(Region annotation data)

══════════

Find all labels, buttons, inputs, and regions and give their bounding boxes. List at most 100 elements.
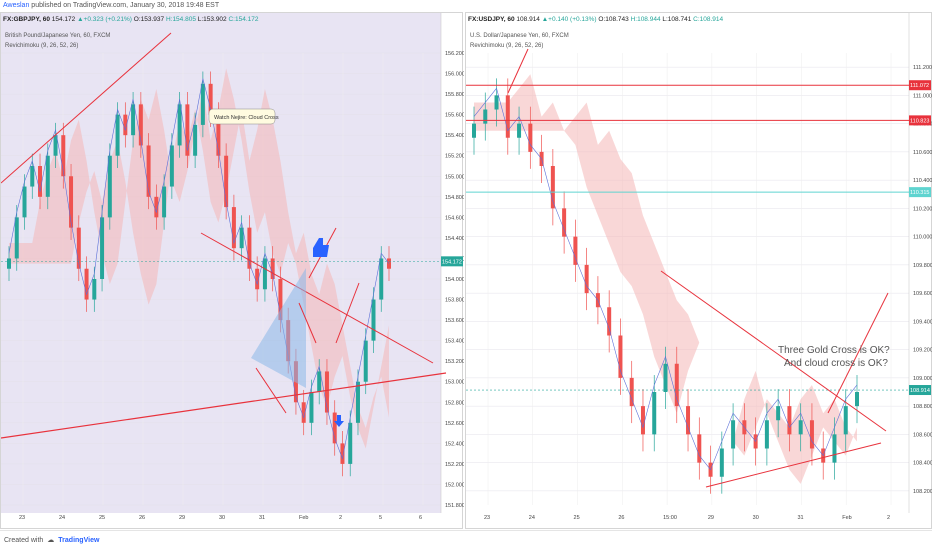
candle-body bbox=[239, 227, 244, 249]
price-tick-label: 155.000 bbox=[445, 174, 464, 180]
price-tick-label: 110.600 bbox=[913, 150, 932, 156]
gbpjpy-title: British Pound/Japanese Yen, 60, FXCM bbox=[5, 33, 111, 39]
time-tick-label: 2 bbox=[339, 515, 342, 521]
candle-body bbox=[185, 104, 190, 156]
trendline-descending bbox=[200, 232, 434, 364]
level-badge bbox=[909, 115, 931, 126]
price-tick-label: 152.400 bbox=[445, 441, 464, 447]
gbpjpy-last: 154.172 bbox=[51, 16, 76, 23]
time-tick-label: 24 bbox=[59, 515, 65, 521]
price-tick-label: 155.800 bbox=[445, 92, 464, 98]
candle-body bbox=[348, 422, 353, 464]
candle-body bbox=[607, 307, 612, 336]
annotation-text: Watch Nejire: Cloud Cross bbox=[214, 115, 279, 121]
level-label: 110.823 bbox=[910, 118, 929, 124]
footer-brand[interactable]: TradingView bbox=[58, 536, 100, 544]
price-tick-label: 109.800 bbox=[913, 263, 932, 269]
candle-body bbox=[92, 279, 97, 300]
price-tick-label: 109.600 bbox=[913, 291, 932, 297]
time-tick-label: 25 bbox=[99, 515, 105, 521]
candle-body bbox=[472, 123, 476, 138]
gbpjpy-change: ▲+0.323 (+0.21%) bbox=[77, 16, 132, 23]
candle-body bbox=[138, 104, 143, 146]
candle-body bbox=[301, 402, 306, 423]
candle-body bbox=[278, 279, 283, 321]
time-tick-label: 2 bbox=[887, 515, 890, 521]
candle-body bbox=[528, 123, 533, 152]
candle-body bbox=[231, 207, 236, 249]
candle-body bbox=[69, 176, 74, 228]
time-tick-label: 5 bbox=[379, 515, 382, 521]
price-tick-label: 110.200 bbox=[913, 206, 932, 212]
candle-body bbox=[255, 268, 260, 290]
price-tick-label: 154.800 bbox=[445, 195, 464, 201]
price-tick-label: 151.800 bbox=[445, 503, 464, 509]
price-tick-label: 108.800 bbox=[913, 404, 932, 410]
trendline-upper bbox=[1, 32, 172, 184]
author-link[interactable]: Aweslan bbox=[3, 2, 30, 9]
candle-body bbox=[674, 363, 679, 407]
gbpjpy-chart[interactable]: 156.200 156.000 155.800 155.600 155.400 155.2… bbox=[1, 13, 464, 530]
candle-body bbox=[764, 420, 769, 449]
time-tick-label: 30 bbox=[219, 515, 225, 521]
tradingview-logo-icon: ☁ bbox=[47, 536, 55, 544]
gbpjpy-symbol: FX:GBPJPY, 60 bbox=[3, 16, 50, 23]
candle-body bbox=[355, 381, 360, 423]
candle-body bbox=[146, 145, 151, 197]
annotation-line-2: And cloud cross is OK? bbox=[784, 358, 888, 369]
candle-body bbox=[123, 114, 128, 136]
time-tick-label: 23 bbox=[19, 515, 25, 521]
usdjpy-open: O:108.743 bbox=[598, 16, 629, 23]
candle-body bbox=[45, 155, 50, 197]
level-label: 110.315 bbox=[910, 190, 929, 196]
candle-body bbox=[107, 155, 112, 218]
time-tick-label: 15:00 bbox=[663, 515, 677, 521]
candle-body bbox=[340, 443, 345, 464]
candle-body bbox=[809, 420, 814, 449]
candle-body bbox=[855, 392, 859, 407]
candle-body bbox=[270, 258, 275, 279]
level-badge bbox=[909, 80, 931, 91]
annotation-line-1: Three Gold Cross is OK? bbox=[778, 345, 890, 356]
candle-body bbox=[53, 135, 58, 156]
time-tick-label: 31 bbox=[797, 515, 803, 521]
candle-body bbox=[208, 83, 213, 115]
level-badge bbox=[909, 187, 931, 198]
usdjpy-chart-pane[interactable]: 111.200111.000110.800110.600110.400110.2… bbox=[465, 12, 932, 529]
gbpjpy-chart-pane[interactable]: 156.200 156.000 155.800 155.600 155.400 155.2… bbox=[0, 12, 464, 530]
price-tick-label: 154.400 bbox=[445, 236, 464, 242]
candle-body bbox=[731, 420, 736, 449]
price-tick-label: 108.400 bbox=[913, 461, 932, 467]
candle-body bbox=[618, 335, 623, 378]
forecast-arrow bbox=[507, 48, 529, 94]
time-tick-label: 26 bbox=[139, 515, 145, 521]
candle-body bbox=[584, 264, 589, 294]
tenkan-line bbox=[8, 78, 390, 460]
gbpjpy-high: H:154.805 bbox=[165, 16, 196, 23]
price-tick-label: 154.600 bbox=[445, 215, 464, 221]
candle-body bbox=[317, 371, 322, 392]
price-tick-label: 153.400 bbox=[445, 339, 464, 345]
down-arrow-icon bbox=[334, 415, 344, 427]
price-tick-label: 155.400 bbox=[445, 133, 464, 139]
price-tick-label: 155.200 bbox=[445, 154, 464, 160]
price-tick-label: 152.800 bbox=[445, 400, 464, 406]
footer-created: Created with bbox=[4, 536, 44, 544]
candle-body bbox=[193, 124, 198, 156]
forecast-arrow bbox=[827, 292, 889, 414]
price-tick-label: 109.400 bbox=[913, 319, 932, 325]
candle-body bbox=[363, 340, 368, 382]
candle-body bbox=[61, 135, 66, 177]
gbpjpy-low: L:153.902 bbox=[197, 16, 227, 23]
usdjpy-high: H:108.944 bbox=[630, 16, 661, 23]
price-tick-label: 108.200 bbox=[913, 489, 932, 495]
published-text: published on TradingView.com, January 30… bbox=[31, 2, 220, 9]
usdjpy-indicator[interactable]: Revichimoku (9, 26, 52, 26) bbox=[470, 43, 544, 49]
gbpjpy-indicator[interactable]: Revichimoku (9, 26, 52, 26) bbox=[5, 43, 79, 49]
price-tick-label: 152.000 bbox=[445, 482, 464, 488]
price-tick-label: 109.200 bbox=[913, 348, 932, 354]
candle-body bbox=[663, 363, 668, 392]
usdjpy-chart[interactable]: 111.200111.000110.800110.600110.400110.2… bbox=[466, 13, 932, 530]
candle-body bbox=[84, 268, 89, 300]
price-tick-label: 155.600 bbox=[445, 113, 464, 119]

══════════

### Written task
Copy out the lines of the data above verbatim, beginning with the line that contains "candle-body bbox=[239, 227, 244, 249]" and continuing through the line that contains "price-tick-label: 155.800 bbox=[445, 92, 464, 98]".

### Complete output
candle-body bbox=[239, 227, 244, 249]
price-tick-label: 155.000 bbox=[445, 174, 464, 180]
price-tick-label: 110.600 bbox=[913, 150, 932, 156]
gbpjpy-title: British Pound/Japanese Yen, 60, FXCM bbox=[5, 33, 111, 39]
time-tick-label: 2 bbox=[339, 515, 342, 521]
candle-body bbox=[185, 104, 190, 156]
trendline-descending bbox=[200, 232, 434, 364]
level-badge bbox=[909, 115, 931, 126]
price-tick-label: 152.400 bbox=[445, 441, 464, 447]
gbpjpy-last: 154.172 bbox=[51, 16, 76, 23]
time-tick-label: 24 bbox=[59, 515, 65, 521]
price-tick-label: 155.800 bbox=[445, 92, 464, 98]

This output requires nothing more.